***** Data *****

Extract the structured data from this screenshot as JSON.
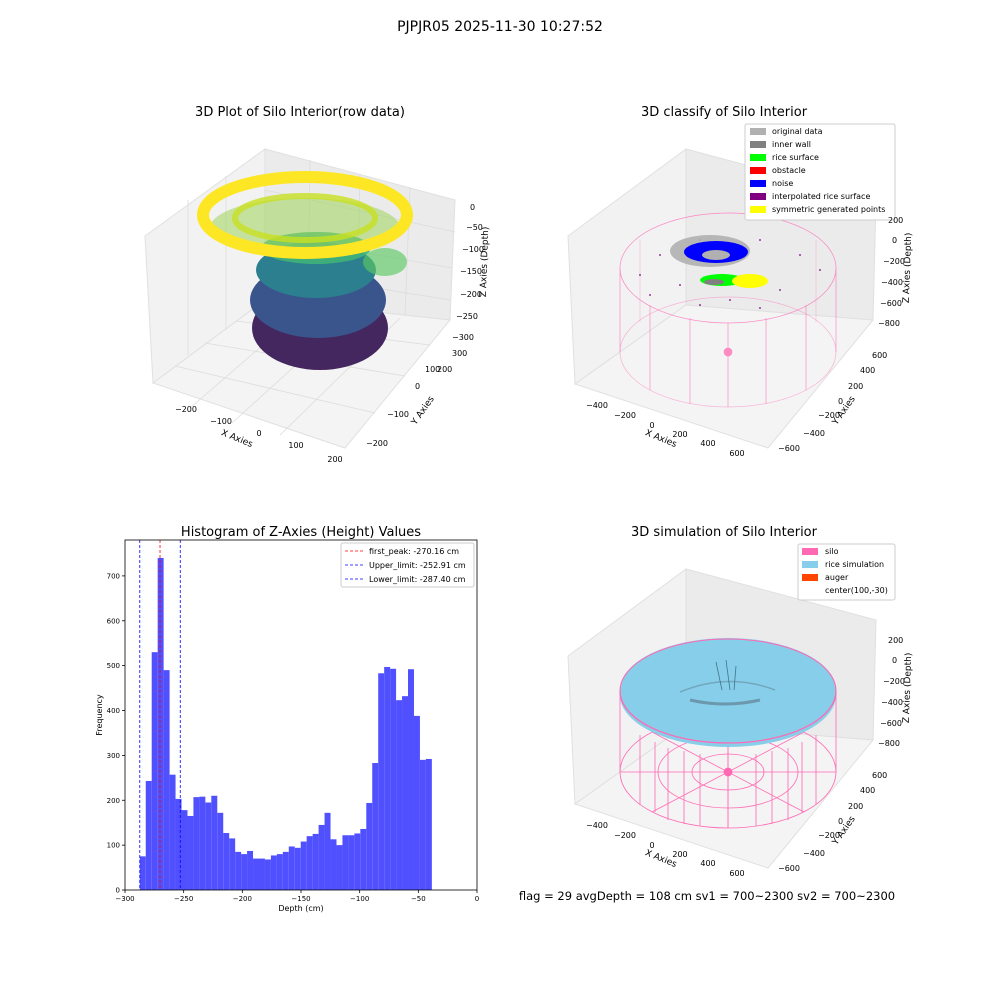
{
  "suptitle": "PJPJR05 2025-11-30 10:27:52",
  "footer_text": "flag = 29  avgDepth = 108 cm  sv1 = 700~2300  sv2 = 700~2300",
  "chart_data": [
    {
      "type": "scatter",
      "projection": "3d",
      "title": "3D Plot of Silo Interior(row data)",
      "xlabel": "X Axies",
      "ylabel": "Y Axies",
      "zlabel": "Z Axies (Depth)",
      "x_ticks": [
        "−200",
        "−100",
        "0",
        "100",
        "200"
      ],
      "y_ticks": [
        "−200",
        "−100",
        "0",
        "100",
        "200",
        "300"
      ],
      "z_ticks": [
        "0",
        "−50",
        "−100",
        "−150",
        "−200",
        "−250",
        "−300"
      ],
      "colormap": "viridis",
      "colors": {
        "low": "#440154",
        "mid": "#21918c",
        "high": "#fde725"
      }
    },
    {
      "type": "scatter",
      "projection": "3d",
      "title": "3D classify of Silo Interior",
      "xlabel": "X Axies",
      "ylabel": "Y Axies",
      "zlabel": "Z Axies (Depth)",
      "x_ticks": [
        "−400",
        "−200",
        "0",
        "200",
        "400",
        "600"
      ],
      "y_ticks": [
        "−600",
        "−400",
        "−200",
        "0",
        "200",
        "400",
        "600"
      ],
      "z_ticks": [
        "200",
        "0",
        "−200",
        "−400",
        "−600",
        "−800"
      ],
      "legend_position": "top-right",
      "legend": [
        {
          "name": "original data",
          "color": "#b0b0b0"
        },
        {
          "name": "inner wall",
          "color": "#808080"
        },
        {
          "name": "rice surface",
          "color": "#00ff00"
        },
        {
          "name": "obstacle",
          "color": "#ff0000"
        },
        {
          "name": "noise",
          "color": "#0000ff"
        },
        {
          "name": "interpolated rice surface",
          "color": "#800080"
        },
        {
          "name": "symmetric generated points",
          "color": "#ffff00"
        }
      ],
      "wireframe_color": "#ff69b4"
    },
    {
      "type": "bar",
      "title": "Histogram of Z-Axies (Height) Values",
      "xlabel": "Depth (cm)",
      "ylabel": "Frequency",
      "xlim": [
        -300,
        0
      ],
      "ylim": [
        0,
        780
      ],
      "x_ticks": [
        -300,
        -250,
        -200,
        -150,
        -100,
        -50,
        0
      ],
      "y_ticks": [
        0,
        100,
        200,
        300,
        400,
        500,
        600,
        700
      ],
      "bar_color": "#5050ff",
      "bins_start": -287.4,
      "bin_width": 5.08,
      "values": [
        75,
        243,
        530,
        740,
        490,
        257,
        203,
        178,
        165,
        207,
        208,
        195,
        210,
        172,
        127,
        115,
        85,
        80,
        87,
        70,
        70,
        68,
        77,
        80,
        85,
        97,
        94,
        108,
        120,
        125,
        145,
        172,
        113,
        100,
        122,
        122,
        126,
        136,
        194,
        283,
        483,
        497,
        493,
        423,
        432,
        492,
        388,
        290,
        292
      ],
      "vlines": [
        {
          "label": "first_peak: -270.16 cm",
          "x": -270.16,
          "color": "#ff0000"
        },
        {
          "label": "Upper_limit: -252.91 cm",
          "x": -252.91,
          "color": "#0000ff"
        },
        {
          "label": "Lower_limit: -287.40 cm",
          "x": -287.4,
          "color": "#0000ff"
        }
      ],
      "legend_position": "top-right"
    },
    {
      "type": "surface",
      "projection": "3d",
      "title": "3D simulation of Silo Interior",
      "xlabel": "X Axies",
      "ylabel": "Y Axies",
      "zlabel": "Z Axies (Depth)",
      "x_ticks": [
        "−400",
        "−200",
        "0",
        "200",
        "400",
        "600"
      ],
      "y_ticks": [
        "−600",
        "−400",
        "−200",
        "0",
        "200",
        "400",
        "600"
      ],
      "z_ticks": [
        "200",
        "0",
        "−200",
        "−400",
        "−600",
        "−800"
      ],
      "legend_position": "top-right",
      "legend": [
        {
          "name": "silo",
          "color": "#ff69b4"
        },
        {
          "name": "rice simulation",
          "color": "#87ceeb"
        },
        {
          "name": "auger",
          "color": "#ff4500"
        },
        {
          "name": "center(100,-30)",
          "color": ""
        }
      ]
    }
  ]
}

*****

### What you will do
Output every entry verbatim. Pictures do not belong in the copy.

### Full response
Extract the structured data from this screenshot as JSON.
{
  "suptitle": "PJPJR05 2025-11-30 10:27:52",
  "footer_text": "flag = 29  avgDepth = 108 cm  sv1 = 700~2300  sv2 = 700~2300",
  "chart_data": [
    {
      "type": "scatter",
      "projection": "3d",
      "title": "3D Plot of Silo Interior(row data)",
      "xlabel": "X Axies",
      "ylabel": "Y Axies",
      "zlabel": "Z Axies (Depth)",
      "x_ticks": [
        "−200",
        "−100",
        "0",
        "100",
        "200"
      ],
      "y_ticks": [
        "−200",
        "−100",
        "0",
        "100",
        "200",
        "300"
      ],
      "z_ticks": [
        "0",
        "−50",
        "−100",
        "−150",
        "−200",
        "−250",
        "−300"
      ],
      "colormap": "viridis",
      "colors": {
        "low": "#440154",
        "mid": "#21918c",
        "high": "#fde725"
      }
    },
    {
      "type": "scatter",
      "projection": "3d",
      "title": "3D classify of Silo Interior",
      "xlabel": "X Axies",
      "ylabel": "Y Axies",
      "zlabel": "Z Axies (Depth)",
      "x_ticks": [
        "−400",
        "−200",
        "0",
        "200",
        "400",
        "600"
      ],
      "y_ticks": [
        "−600",
        "−400",
        "−200",
        "0",
        "200",
        "400",
        "600"
      ],
      "z_ticks": [
        "200",
        "0",
        "−200",
        "−400",
        "−600",
        "−800"
      ],
      "legend_position": "top-right",
      "legend": [
        {
          "name": "original data",
          "color": "#b0b0b0"
        },
        {
          "name": "inner wall",
          "color": "#808080"
        },
        {
          "name": "rice surface",
          "color": "#00ff00"
        },
        {
          "name": "obstacle",
          "color": "#ff0000"
        },
        {
          "name": "noise",
          "color": "#0000ff"
        },
        {
          "name": "interpolated rice surface",
          "color": "#800080"
        },
        {
          "name": "symmetric generated points",
          "color": "#ffff00"
        }
      ],
      "wireframe_color": "#ff69b4"
    },
    {
      "type": "bar",
      "title": "Histogram of Z-Axies (Height) Values",
      "xlabel": "Depth (cm)",
      "ylabel": "Frequency",
      "xlim": [
        -300,
        0
      ],
      "ylim": [
        0,
        780
      ],
      "x_ticks": [
        -300,
        -250,
        -200,
        -150,
        -100,
        -50,
        0
      ],
      "y_ticks": [
        0,
        100,
        200,
        300,
        400,
        500,
        600,
        700
      ],
      "bar_color": "#5050ff",
      "bins_start": -287.4,
      "bin_width": 5.08,
      "values": [
        75,
        243,
        530,
        740,
        490,
        257,
        203,
        178,
        165,
        207,
        208,
        195,
        210,
        172,
        127,
        115,
        85,
        80,
        87,
        70,
        70,
        68,
        77,
        80,
        85,
        97,
        94,
        108,
        120,
        125,
        145,
        172,
        113,
        100,
        122,
        122,
        126,
        136,
        194,
        283,
        483,
        497,
        493,
        423,
        432,
        492,
        388,
        290,
        292
      ],
      "vlines": [
        {
          "label": "first_peak: -270.16 cm",
          "x": -270.16,
          "color": "#ff0000"
        },
        {
          "label": "Upper_limit: -252.91 cm",
          "x": -252.91,
          "color": "#0000ff"
        },
        {
          "label": "Lower_limit: -287.40 cm",
          "x": -287.4,
          "color": "#0000ff"
        }
      ],
      "legend_position": "top-right"
    },
    {
      "type": "surface",
      "projection": "3d",
      "title": "3D simulation of Silo Interior",
      "xlabel": "X Axies",
      "ylabel": "Y Axies",
      "zlabel": "Z Axies (Depth)",
      "x_ticks": [
        "−400",
        "−200",
        "0",
        "200",
        "400",
        "600"
      ],
      "y_ticks": [
        "−600",
        "−400",
        "−200",
        "0",
        "200",
        "400",
        "600"
      ],
      "z_ticks": [
        "200",
        "0",
        "−200",
        "−400",
        "−600",
        "−800"
      ],
      "legend_position": "top-right",
      "legend": [
        {
          "name": "silo",
          "color": "#ff69b4"
        },
        {
          "name": "rice simulation",
          "color": "#87ceeb"
        },
        {
          "name": "auger",
          "color": "#ff4500"
        },
        {
          "name": "center(100,-30)",
          "color": ""
        }
      ]
    }
  ]
}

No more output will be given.